Copy all the data exactly, except the pictures.

BEGIN RECORD EXCERPTS

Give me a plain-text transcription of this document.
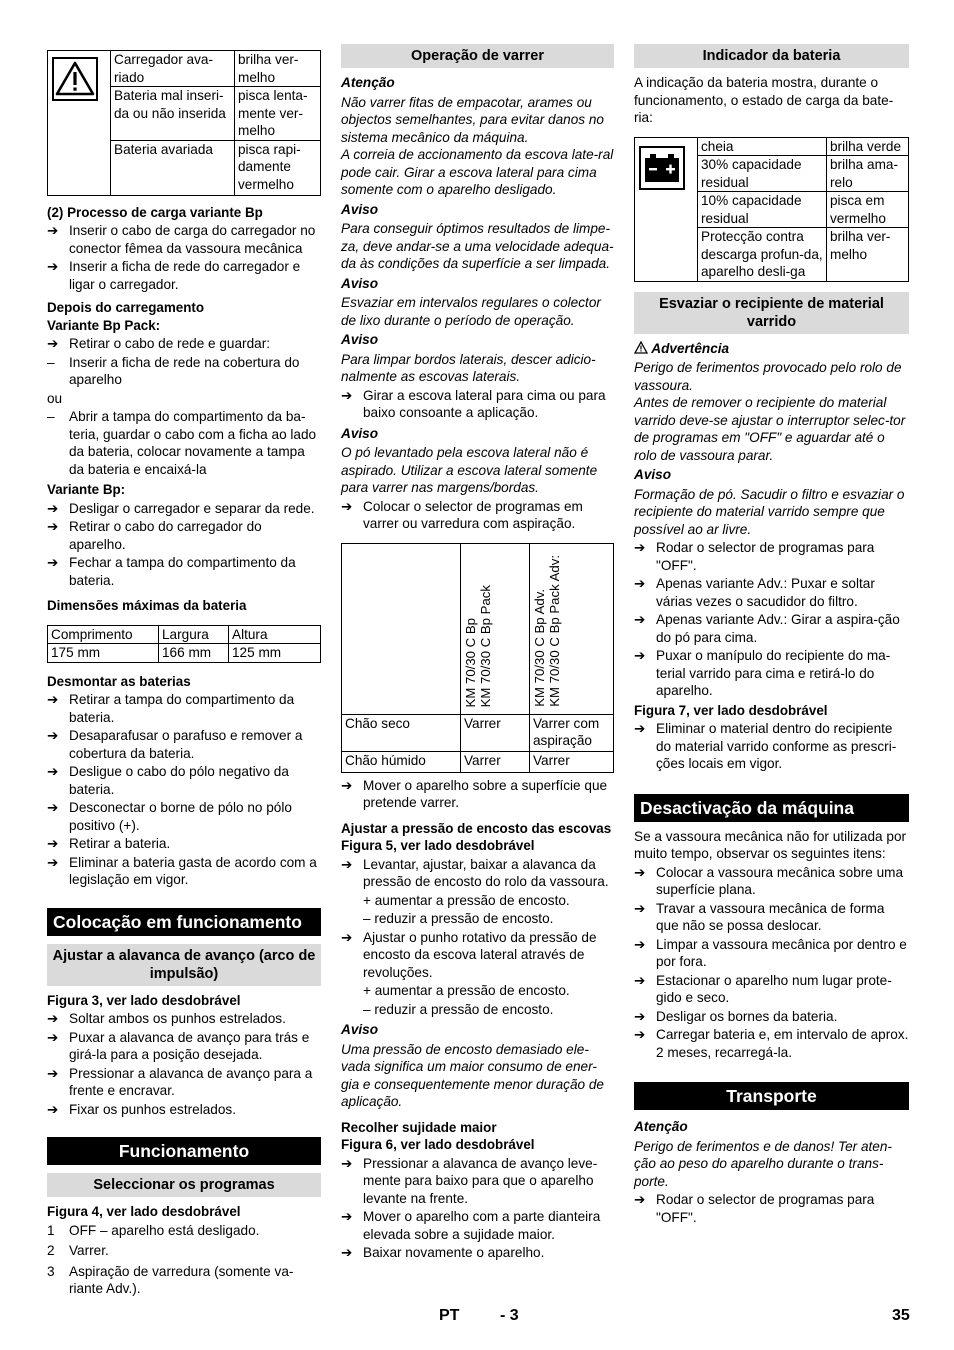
	Carregador ava-riado	brilha ver-melho
	Bateria mal inseri-da ou não inserida	pisca lenta-mente ver-melho
	Bateria avariada	pisca rapi-damente vermelho
(2) Processo de carga variante Bp
➔ Inserir o cabo de carga do carregador no conector fêmea da vassoura mecânica
➔ Inserir a ficha de rede do carregador e ligar o carregador.
Depois do carregamento
Variante Bp Pack:
➔ Retirar o cabo de rede e guardar:
– Inserir a ficha de rede na cobertura do aparelho

ou

– Abrir a tampa do compartimento da ba-teria, guardar o cabo com a ficha ao lado da bateria, colocar novamente a tampa da bateria e encaixá-la
Variante Bp:
➔ Desligar o carregador e separar da rede.
➔ Retirar o cabo do carregador do aparelho.
➔ Fechar a tampa do compartimento da bateria.
Dimensões máximas da bateria
Comprimento	Largura	Altura
175 mm	166 mm	125 mm
Desmontar as baterias
➔ Retirar a tampa do compartimento da bateria.
➔ Desaparafusar o parafuso e remover a cobertura da bateria.
➔ Desligue o cabo do pólo negativo da bateria.
➔ Desconectar o borne de pólo no pólo positivo (+).
➔ Retirar a bateria.
➔ Eliminar a bateria gasta de acordo com a legislação em vigor.
Colocação em funcionamento
Ajustar a alavanca de avanço (arco de impulsão)
Figura 3, ver lado desdobrável
➔ Soltar ambos os punhos estrelados.
➔ Puxar a alavanca de avanço para trás e girá-la para a posição desejada.
➔ Pressionar a alavanca de avanço para a frente e encravar.
➔ Fixar os punhos estrelados.
Funcionamento
Seleccionar os programas
Figura 4, ver lado desdobrável
1 OFF – aparelho está desligado.
2 Varrer.
3 Aspiração de varredura (somente va-riante Adv.).
Operação de varrer
Atenção

Não varrer fitas de empacotar, arames ou objectos semelhantes, para evitar danos no sistema mecânico da máquina.

A correia de accionamento da escova late-ral pode cair. Girar a escova lateral para cima somente com o aparelho desligado.

Aviso

Para conseguir óptimos resultados de limpe-za, deve andar-se a uma velocidade adequa-da às condições da superfície a ser limpada.

Aviso

Esvaziar em intervalos regulares o colector de lixo durante o período de operação.

Aviso

Para limpar bordos laterais, descer adicio-nalmente as escovas laterais.

➔ Girar a escova lateral para cima ou para baixo consoante a aplicação.
Aviso

O pó levantado pela escova lateral não é aspirado. Utilizar a escova lateral somente para varrer nas margens/bordas.

➔ Colocar o selector de programas em varrer ou varredura com aspiração.
	KM 70/30 C BpKM 70/30 C Bp Pack	KM 70/30 C Bp Adv.KM 70/30 C Bp Pack Adv:
Chão seco	Varrer	Varrer com aspiração
Chão húmido	Varrer	Varrer
➔ Mover o aparelho sobre a superfície que pretende varrer.
Ajustar a pressão de encosto das escovas
Figura 5, ver lado desdobrável
➔ Levantar, ajustar, baixar a alavanca da pressão de encosto do rolo da vassoura.
+ aumentar a pressão de encosto.
– reduzir a pressão de encosto.
➔ Ajustar o punho rotativo da pressão de encosto da escova lateral através de revoluções.
+ aumentar a pressão de encosto.
– reduzir a pressão de encosto.
Aviso

Uma pressão de encosto demasiado ele-vada significa um maior consumo de ener-gia e consequentemente menor duração de aplicação.

Recolher sujidade maior
Figura 6, ver lado desdobrável
➔ Pressionar a alavanca de avanço leve-mente para baixo para que o aparelho levante na frente.
➔ Mover o aparelho com a parte dianteira elevada sobre a sujidade maior.
➔ Baixar novamente o aparelho.
Indicador da bateria

A indicação da bateria mostra, durante o funcionamento, o estado de carga da bate-ria:

	cheia	brilha verde
	30% capacidade residual	brilha ama-relo
	10% capacidade residual	pisca em vermelho
	Protecção contra descarga profun-da, aparelho desli-ga	brilha ver-melho
Esvaziar o recipiente de material varrido
Advertência

Perigo de ferimentos provocado pelo rolo de vassoura.

Antes de remover o recipiente do material varrido deve-se ajustar o interruptor selec-tor de programas em "OFF" e aguardar até o rolo de vassoura parar.

Aviso

Formação de pó. Sacudir o filtro e esvaziar o recipiente do material varrido sempre que possível ao ar livre.

➔ Rodar o selector de programas para "OFF".
➔ Apenas variante Adv.: Puxar e soltar várias vezes o sacudidor do filtro.
➔ Apenas variante Adv.: Girar a aspira-ção do pó para cima.
➔ Puxar o manípulo do recipiente do ma-terial varrido para cima e retirá-lo do aparelho.
Figura 7, ver lado desdobrável
➔ Eliminar o material dentro do recipiente do material varrido conforme as prescri-ções locais em vigor.
Desactivação da máquina

Se a vassoura mecânica não for utilizada por muito tempo, observar os seguintes itens:

➔ Colocar a vassoura mecânica sobre uma superfície plana.
➔ Travar a vassoura mecânica de forma que não se possa deslocar.
➔ Limpar a vassoura mecânica por dentro e por fora.
➔ Estacionar o aparelho num lugar prote-gido e seco.
➔ Desligar os bornes da bateria.
➔ Carregar bateria e, em intervalo de aprox. 2 meses, recarregá-la.
Transporte
Atenção

Perigo de ferimentos e de danos! Ter aten-ção ao peso do aparelho durante o trans-porte.

➔ Rodar o selector de programas para "OFF".
PT	- 3	35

END RECORD EXCERPTS

### TASK RESPONSE
Give me a plain-text transcription of this document.
	Carregador ava-riado	brilha ver-melho
	Bateria mal inseri-da ou não inserida	pisca lenta-mente ver-melho
	Bateria avariada	pisca rapi-damente vermelho
(2) Processo de carga variante Bp
➔ Inserir o cabo de carga do carregador no conector fêmea da vassoura mecânica
➔ Inserir a ficha de rede do carregador e ligar o carregador.
Depois do carregamento
Variante Bp Pack:
➔ Retirar o cabo de rede e guardar:
– Inserir a ficha de rede na cobertura do aparelho

ou

– Abrir a tampa do compartimento da ba-teria, guardar o cabo com a ficha ao lado da bateria, colocar novamente a tampa da bateria e encaixá-la
Variante Bp:
➔ Desligar o carregador e separar da rede.
➔ Retirar o cabo do carregador do aparelho.
➔ Fechar a tampa do compartimento da bateria.
Dimensões máximas da bateria
Comprimento	Largura	Altura
175 mm	166 mm	125 mm
Desmontar as baterias
➔ Retirar a tampa do compartimento da bateria.
➔ Desaparafusar o parafuso e remover a cobertura da bateria.
➔ Desligue o cabo do pólo negativo da bateria.
➔ Desconectar o borne de pólo no pólo positivo (+).
➔ Retirar a bateria.
➔ Eliminar a bateria gasta de acordo com a legislação em vigor.
Colocação em funcionamento
Ajustar a alavanca de avanço (arco de impulsão)
Figura 3, ver lado desdobrável
➔ Soltar ambos os punhos estrelados.
➔ Puxar a alavanca de avanço para trás e girá-la para a posição desejada.
➔ Pressionar a alavanca de avanço para a frente e encravar.
➔ Fixar os punhos estrelados.
Funcionamento
Seleccionar os programas
Figura 4, ver lado desdobrável
1 OFF – aparelho está desligado.
2 Varrer.
3 Aspiração de varredura (somente va-riante Adv.).
Operação de varrer
Atenção

Não varrer fitas de empacotar, arames ou objectos semelhantes, para evitar danos no sistema mecânico da máquina.

A correia de accionamento da escova late-ral pode cair. Girar a escova lateral para cima somente com o aparelho desligado.

Aviso

Para conseguir óptimos resultados de limpe-za, deve andar-se a uma velocidade adequa-da às condições da superfície a ser limpada.

Aviso

Esvaziar em intervalos regulares o colector de lixo durante o período de operação.

Aviso

Para limpar bordos laterais, descer adicio-nalmente as escovas laterais.

➔ Girar a escova lateral para cima ou para baixo consoante a aplicação.
Aviso

O pó levantado pela escova lateral não é aspirado. Utilizar a escova lateral somente para varrer nas margens/bordas.

➔ Colocar o selector de programas em varrer ou varredura com aspiração.
	KM 70/30 C BpKM 70/30 C Bp Pack	KM 70/30 C Bp Adv.KM 70/30 C Bp Pack Adv:
Chão seco	Varrer	Varrer com aspiração
Chão húmido	Varrer	Varrer
➔ Mover o aparelho sobre a superfície que pretende varrer.
Ajustar a pressão de encosto das escovas
Figura 5, ver lado desdobrável
➔ Levantar, ajustar, baixar a alavanca da pressão de encosto do rolo da vassoura.
+ aumentar a pressão de encosto.
– reduzir a pressão de encosto.
➔ Ajustar o punho rotativo da pressão de encosto da escova lateral através de revoluções.
+ aumentar a pressão de encosto.
– reduzir a pressão de encosto.
Aviso

Uma pressão de encosto demasiado ele-vada significa um maior consumo de ener-gia e consequentemente menor duração de aplicação.

Recolher sujidade maior
Figura 6, ver lado desdobrável
➔ Pressionar a alavanca de avanço leve-mente para baixo para que o aparelho levante na frente.
➔ Mover o aparelho com a parte dianteira elevada sobre a sujidade maior.
➔ Baixar novamente o aparelho.
Indicador da bateria

A indicação da bateria mostra, durante o funcionamento, o estado de carga da bate-ria:

	cheia	brilha verde
	30% capacidade residual	brilha ama-relo
	10% capacidade residual	pisca em vermelho
	Protecção contra descarga profun-da, aparelho desli-ga	brilha ver-melho
Esvaziar o recipiente de material varrido
Advertência

Perigo de ferimentos provocado pelo rolo de vassoura.

Antes de remover o recipiente do material varrido deve-se ajustar o interruptor selec-tor de programas em "OFF" e aguardar até o rolo de vassoura parar.

Aviso

Formação de pó. Sacudir o filtro e esvaziar o recipiente do material varrido sempre que possível ao ar livre.

➔ Rodar o selector de programas para "OFF".
➔ Apenas variante Adv.: Puxar e soltar várias vezes o sacudidor do filtro.
➔ Apenas variante Adv.: Girar a aspira-ção do pó para cima.
➔ Puxar o manípulo do recipiente do ma-terial varrido para cima e retirá-lo do aparelho.
Figura 7, ver lado desdobrável
➔ Eliminar o material dentro do recipiente do material varrido conforme as prescri-ções locais em vigor.
Desactivação da máquina

Se a vassoura mecânica não for utilizada por muito tempo, observar os seguintes itens:

➔ Colocar a vassoura mecânica sobre uma superfície plana.
➔ Travar a vassoura mecânica de forma que não se possa deslocar.
➔ Limpar a vassoura mecânica por dentro e por fora.
➔ Estacionar o aparelho num lugar prote-gido e seco.
➔ Desligar os bornes da bateria.
➔ Carregar bateria e, em intervalo de aprox. 2 meses, recarregá-la.
Transporte
Atenção

Perigo de ferimentos e de danos! Ter aten-ção ao peso do aparelho durante o trans-porte.

➔ Rodar o selector de programas para "OFF".
PT	- 3	35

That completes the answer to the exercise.